[Given request] Put every line of the records below into a JSON list of strings, one string per line, with blank lines left out.

[Material]
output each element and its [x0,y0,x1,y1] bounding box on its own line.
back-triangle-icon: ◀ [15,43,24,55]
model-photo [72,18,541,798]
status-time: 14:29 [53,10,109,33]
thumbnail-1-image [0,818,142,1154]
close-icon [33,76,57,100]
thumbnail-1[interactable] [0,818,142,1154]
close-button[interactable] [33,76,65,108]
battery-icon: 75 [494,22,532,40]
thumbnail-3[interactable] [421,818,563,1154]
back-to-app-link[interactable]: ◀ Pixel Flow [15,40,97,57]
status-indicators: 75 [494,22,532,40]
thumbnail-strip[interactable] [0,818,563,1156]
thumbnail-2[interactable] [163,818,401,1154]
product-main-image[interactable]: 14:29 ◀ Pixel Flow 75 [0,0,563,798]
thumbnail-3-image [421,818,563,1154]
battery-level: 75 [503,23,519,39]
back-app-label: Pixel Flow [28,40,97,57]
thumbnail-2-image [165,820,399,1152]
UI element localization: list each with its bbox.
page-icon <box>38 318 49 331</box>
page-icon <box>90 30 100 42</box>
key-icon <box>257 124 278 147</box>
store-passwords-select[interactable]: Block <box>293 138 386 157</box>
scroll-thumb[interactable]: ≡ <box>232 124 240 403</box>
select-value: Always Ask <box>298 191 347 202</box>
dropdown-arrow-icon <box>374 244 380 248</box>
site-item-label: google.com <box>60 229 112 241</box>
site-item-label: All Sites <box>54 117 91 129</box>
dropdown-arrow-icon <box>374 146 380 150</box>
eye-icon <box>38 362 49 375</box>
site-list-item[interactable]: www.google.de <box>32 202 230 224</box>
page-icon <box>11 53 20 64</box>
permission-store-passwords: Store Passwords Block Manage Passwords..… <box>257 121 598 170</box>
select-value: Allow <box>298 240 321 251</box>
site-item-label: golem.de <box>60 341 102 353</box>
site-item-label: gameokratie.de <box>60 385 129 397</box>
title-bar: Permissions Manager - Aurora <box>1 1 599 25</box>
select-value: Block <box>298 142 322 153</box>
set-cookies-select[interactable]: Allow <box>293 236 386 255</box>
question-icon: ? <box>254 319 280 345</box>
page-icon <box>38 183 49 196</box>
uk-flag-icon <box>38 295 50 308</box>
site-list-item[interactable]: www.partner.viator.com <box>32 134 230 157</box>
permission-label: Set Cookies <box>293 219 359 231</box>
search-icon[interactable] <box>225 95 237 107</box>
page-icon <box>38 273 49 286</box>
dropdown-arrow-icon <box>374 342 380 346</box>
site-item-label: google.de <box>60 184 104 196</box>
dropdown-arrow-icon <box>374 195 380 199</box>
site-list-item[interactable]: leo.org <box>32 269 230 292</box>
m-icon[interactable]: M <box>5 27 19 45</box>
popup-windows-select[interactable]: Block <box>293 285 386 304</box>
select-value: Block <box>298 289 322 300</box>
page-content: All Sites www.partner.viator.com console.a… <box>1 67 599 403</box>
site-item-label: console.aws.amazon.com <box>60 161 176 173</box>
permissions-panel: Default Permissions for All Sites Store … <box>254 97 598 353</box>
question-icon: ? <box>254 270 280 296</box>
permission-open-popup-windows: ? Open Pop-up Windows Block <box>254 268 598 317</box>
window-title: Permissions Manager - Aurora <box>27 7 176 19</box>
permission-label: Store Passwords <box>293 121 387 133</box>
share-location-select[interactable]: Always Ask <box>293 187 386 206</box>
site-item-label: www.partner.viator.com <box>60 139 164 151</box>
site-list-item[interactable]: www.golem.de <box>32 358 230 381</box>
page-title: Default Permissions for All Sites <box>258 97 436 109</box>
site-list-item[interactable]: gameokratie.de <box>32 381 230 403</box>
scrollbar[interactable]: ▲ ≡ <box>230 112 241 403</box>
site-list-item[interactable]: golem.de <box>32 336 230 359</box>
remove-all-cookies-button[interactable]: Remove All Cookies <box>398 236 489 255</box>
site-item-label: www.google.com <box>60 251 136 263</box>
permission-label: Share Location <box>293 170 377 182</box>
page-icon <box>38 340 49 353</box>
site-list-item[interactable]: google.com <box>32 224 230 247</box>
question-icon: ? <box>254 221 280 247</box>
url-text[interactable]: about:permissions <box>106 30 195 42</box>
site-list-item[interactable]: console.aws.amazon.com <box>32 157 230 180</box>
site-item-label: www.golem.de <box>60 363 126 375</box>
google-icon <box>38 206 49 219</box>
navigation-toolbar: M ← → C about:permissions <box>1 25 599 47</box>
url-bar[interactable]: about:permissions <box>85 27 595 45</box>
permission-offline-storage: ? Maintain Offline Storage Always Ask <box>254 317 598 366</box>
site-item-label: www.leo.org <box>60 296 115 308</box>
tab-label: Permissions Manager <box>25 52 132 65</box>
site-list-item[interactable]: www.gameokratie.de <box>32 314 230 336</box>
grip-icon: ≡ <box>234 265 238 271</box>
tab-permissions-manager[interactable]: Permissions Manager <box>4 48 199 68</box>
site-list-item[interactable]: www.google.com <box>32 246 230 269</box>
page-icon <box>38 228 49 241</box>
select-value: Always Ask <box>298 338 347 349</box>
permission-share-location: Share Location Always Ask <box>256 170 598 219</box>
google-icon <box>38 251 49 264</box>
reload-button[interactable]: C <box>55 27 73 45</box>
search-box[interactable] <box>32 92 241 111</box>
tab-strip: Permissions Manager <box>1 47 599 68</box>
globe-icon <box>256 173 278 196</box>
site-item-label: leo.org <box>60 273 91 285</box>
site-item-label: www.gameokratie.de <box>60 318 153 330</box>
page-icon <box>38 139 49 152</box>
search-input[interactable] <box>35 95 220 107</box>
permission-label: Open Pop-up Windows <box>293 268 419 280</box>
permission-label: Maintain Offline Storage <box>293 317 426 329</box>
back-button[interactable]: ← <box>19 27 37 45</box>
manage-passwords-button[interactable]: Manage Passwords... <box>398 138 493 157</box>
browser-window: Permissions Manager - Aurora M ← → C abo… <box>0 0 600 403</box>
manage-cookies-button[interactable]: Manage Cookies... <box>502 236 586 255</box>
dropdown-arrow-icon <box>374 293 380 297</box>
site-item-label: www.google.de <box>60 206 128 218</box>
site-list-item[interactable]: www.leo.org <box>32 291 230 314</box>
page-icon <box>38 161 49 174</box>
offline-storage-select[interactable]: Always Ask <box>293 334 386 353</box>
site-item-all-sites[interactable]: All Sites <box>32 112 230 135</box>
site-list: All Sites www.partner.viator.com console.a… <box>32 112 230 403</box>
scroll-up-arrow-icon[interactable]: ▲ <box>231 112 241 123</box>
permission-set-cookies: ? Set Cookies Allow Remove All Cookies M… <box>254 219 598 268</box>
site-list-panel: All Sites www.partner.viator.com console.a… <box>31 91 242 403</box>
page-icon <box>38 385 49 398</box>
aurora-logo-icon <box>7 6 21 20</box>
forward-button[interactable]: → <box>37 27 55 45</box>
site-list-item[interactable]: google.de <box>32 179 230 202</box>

[Solved exercise]
[
  "output each element and its [x0,y0,x1,y1] bounding box on its own line.",
  "back-triangle-icon: ◀ [15,43,24,55]",
  "model-photo [72,18,541,798]",
  "status-time: 14:29 [53,10,109,33]",
  "thumbnail-1-image [0,818,142,1154]",
  "close-icon [33,76,57,100]",
  "thumbnail-1[interactable] [0,818,142,1154]",
  "close-button[interactable] [33,76,65,108]",
  "battery-icon: 75 [494,22,532,40]",
  "thumbnail-3[interactable] [421,818,563,1154]",
  "back-to-app-link[interactable]: ◀ Pixel Flow [15,40,97,57]",
  "status-indicators: 75 [494,22,532,40]",
  "thumbnail-strip[interactable] [0,818,563,1156]",
  "thumbnail-2[interactable] [163,818,401,1154]",
  "product-main-image[interactable]: 14:29 ◀ Pixel Flow 75 [0,0,563,798]",
  "thumbnail-3-image [421,818,563,1154]",
  "battery-level: 75 [503,23,519,39]",
  "back-app-label: Pixel Flow [28,40,97,57]",
  "thumbnail-2-image [165,820,399,1152]",
  "UI element localization: list each with its bbox.",
  "page-icon <box>38 318 49 331</box>",
  "page-icon <box>90 30 100 42</box>",
  "key-icon <box>257 124 278 147</box>",
  "store-passwords-select[interactable]: Block <box>293 138 386 157</box>",
  "scroll-thumb[interactable]: ≡ <box>232 124 240 403</box>",
  "select-value: Always Ask <box>298 191 347 202</box>",
  "dropdown-arrow-icon <box>374 244 380 248</box>",
  "site-item-label: google.com <box>60 229 112 241</box>",
  "site-item-label: All Sites <box>54 117 91 129</box>",
  "dropdown-arrow-icon <box>374 146 380 150</box>",
  "eye-icon <box>38 362 49 375</box>",
  "site-list-item[interactable]: www.google.de <box>32 202 230 224</box>",
  "page-icon <box>11 53 20 64</box>",
  "permission-store-passwords: Store Passwords Block Manage Passwords..… <box>257 121 598 170</box>",
  "select-value: Allow <box>298 240 321 251</box>",
  "site-item-label: golem.de <box>60 341 102 353</box>",
  "site-item-label: gameokratie.de <box>60 385 129 397</box>",
  "title-bar: Permissions Manager - Aurora <box>1 1 599 25</box>",
  "select-value: Block <box>298 142 322 153</box>",
  "set-cookies-select[interactable]: Allow <box>293 236 386 255</box>",
  "question-icon: ? <box>254 319 280 345</box>",
  "page-icon <box>38 183 49 196</box>",
  "uk-flag-icon <box>38 295 50 308</box>",
  "site-list-item[interactable]: www.partner.viator.com <box>32 134 230 157</box>",
  "permission-label: Set Cookies <box>293 219 359 231</box>",
  "search-icon[interactable] <box>225 95 237 107</box>",
  "page-icon <box>38 273 49 286</box>",
  "dropdown-arrow-icon <box>374 342 380 346</box>",
  "site-item-label: google.de <box>60 184 104 196</box>",
  "dropdown-arrow-icon <box>374 195 380 199</box>",
  "site-list-item[interactable]: leo.org <box>32 269 230 292</box>",
  "m-icon[interactable]: M <box>5 27 19 45</box>",
  "popup-windows-select[interactable]: Block <box>293 285 386 304</box>",
  "select-value: Block <box>298 289 322 300</box>",
  "page-content: All Sites www.partner.viator.com console.a… <box>1 67 599 403</box>",
  "site-item-label: console.aws.amazon.com <box>60 161 176 173</box>",
  "permissions-panel: Default Permissions for All Sites Store … <box>254 97 598 353</box>",
  "question-icon: ? <box>254 270 280 296</box>",
  "permission-open-popup-windows: ? Open Pop-up Windows Block <box>254 268 598 317</box>",
  "window-title: Permissions Manager - Aurora <box>27 7 176 19</box>",
  "permission-label: Store Passwords <box>293 121 387 133</box>",
  "share-location-select[interactable]: Always Ask <box>293 187 386 206</box>",
  "site-item-label: www.partner.viator.com <box>60 139 164 151</box>",
  "site-list-item[interactable]: www.golem.de <box>32 358 230 381</box>",
  "page-title: Default Permissions for All Sites <box>258 97 436 109</box>",
  "site-list-item[interactable]: gameokratie.de <box>32 381 230 403</box>",
  "scrollbar[interactable]: ▲ ≡ <box>230 112 241 403</box>",
  "site-list-item[interactable]: golem.de <box>32 336 230 359</box>",
  "remove-all-cookies-button[interactable]: Remove All Cookies <box>398 236 489 255</box>",
  "site-item-label: www.google.com <box>60 251 136 263</box>",
  "permission-label: Share Location <box>293 170 377 182</box>",
  "page-icon <box>38 340 49 353</box>",
  "site-list-item[interactable]: google.com <box>32 224 230 247</box>",
  "question-icon: ? <box>254 221 280 247</box>",
  "url-text[interactable]: about:permissions <box>106 30 195 42</box>",
  "site-list-item[interactable]: console.aws.amazon.com <box>32 157 230 180</box>",
  "site-item-label: www.golem.de <box>60 363 126 375</box>",
  "google-icon <box>38 206 49 219</box>",
  "navigation-toolbar: M ← → C about:permissions <box>1 25 599 47</box>",
  "url-bar[interactable]: about:permissions <box>85 27 595 45</box>",
  "permission-offline-storage: ? Maintain Offline Storage Always Ask <box>254 317 598 366</box>",
  "site-item-label: www.leo.org <box>60 296 115 308</box>",
  "tab-label: Permissions Manager <box>25 52 132 65</box>",
  "site-list-item[interactable]: www.gameokratie.de <box>32 314 230 336</box>",
  "grip-icon: ≡ <box>234 265 238 271</box>",
  "tab-permissions-manager[interactable]: Permissions Manager <box>4 48 199 68</box>",
  "site-list-item[interactable]: www.google.com <box>32 246 230 269</box>",
  "page-icon <box>38 228 49 241</box>",
  "select-value: Always Ask <box>298 338 347 349</box>",
  "permission-share-location: Share Location Always Ask <box>256 170 598 219</box>",
  "google-icon <box>38 251 49 264</box>",
  "reload-button[interactable]: C <box>55 27 73 45</box>",
  "search-box[interactable] <box>32 92 241 111</box>",
  "tab-strip: Permissions Manager <box>1 47 599 68</box>",
  "globe-icon <box>256 173 278 196</box>",
  "site-item-label: leo.org <box>60 273 91 285</box>",
  "site-item-label: www.gameokratie.de <box>60 318 153 330</box>",
  "page-icon <box>38 139 49 152</box>",
  "search-input[interactable] <box>35 95 220 107</box>",
  "permission-label: Open Pop-up Windows <box>293 268 419 280</box>",
  "permission-label: Maintain Offline Storage <box>293 317 426 329</box>",
  "back-button[interactable]: ← <box>19 27 37 45</box>",
  "manage-passwords-button[interactable]: Manage Passwords... <box>398 138 493 157</box>",
  "browser-window: Permissions Manager - Aurora M ← → C abo… <box>0 0 600 403</box>",
  "manage-cookies-button[interactable]: Manage Cookies... <box>502 236 586 255</box>",
  "dropdown-arrow-icon <box>374 293 380 297</box>",
  "site-item-label: www.google.de <box>60 206 128 218</box>",
  "site-list-item[interactable]: www.leo.org <box>32 291 230 314</box>",
  "page-icon <box>38 161 49 174</box>",
  "offline-storage-select[interactable]: Always Ask <box>293 334 386 353</box>",
  "site-item-all-sites[interactable]: All Sites <box>32 112 230 135</box>",
  "site-list: All Sites www.partner.viator.com console.a… <box>32 112 230 403</box>",
  "scroll-up-arrow-icon[interactable]: ▲ <box>231 112 241 123</box>",
  "permission-set-cookies: ? Set Cookies Allow Remove All Cookies M… <box>254 219 598 268</box>",
  "site-list-panel: All Sites www.partner.viator.com console.a… <box>31 91 242 403</box>",
  "page-icon <box>38 385 49 398</box>",
  "aurora-logo-icon <box>7 6 21 20</box>",
  "forward-button[interactable]: → <box>37 27 55 45</box>",
  "site-list-item[interactable]: google.de <box>32 179 230 202</box>"
]